* _Records for this exercise_
####################

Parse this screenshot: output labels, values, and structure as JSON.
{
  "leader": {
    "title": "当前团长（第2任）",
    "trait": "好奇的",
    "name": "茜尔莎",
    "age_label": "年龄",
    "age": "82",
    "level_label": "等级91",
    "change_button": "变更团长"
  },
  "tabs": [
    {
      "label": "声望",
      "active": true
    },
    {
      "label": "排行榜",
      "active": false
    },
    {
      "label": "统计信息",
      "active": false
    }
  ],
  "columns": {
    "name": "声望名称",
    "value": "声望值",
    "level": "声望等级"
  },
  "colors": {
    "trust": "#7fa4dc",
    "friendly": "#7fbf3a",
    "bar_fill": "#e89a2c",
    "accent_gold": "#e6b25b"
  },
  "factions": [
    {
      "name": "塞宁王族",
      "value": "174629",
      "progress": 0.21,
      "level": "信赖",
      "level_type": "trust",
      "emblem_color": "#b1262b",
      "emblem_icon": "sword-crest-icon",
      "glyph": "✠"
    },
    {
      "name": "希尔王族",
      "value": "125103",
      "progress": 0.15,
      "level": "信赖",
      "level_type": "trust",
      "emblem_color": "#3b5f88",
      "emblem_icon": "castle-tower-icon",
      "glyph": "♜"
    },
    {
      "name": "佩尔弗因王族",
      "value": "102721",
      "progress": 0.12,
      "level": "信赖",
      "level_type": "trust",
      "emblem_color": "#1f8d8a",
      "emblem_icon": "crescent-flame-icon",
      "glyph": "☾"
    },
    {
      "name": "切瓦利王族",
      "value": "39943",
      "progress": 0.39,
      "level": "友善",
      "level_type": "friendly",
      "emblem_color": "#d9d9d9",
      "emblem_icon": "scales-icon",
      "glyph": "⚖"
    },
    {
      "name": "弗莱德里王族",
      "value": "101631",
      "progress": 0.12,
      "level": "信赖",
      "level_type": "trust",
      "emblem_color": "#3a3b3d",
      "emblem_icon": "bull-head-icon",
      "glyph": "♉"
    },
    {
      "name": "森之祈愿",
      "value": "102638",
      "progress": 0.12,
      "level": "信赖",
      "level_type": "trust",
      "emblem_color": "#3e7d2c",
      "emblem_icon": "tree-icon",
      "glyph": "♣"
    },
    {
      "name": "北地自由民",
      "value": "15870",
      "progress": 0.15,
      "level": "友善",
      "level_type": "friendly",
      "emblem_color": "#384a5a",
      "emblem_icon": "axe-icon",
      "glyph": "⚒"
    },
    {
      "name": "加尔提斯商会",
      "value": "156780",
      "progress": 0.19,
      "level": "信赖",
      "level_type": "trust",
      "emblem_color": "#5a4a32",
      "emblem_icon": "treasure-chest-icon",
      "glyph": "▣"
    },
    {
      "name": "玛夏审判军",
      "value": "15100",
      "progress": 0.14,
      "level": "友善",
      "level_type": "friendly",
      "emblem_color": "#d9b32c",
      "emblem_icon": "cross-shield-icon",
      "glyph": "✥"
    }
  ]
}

####################

* _Brief_
Count the lines in the material above where the string "name" appears, then state only that count.

* _Problem solution_
11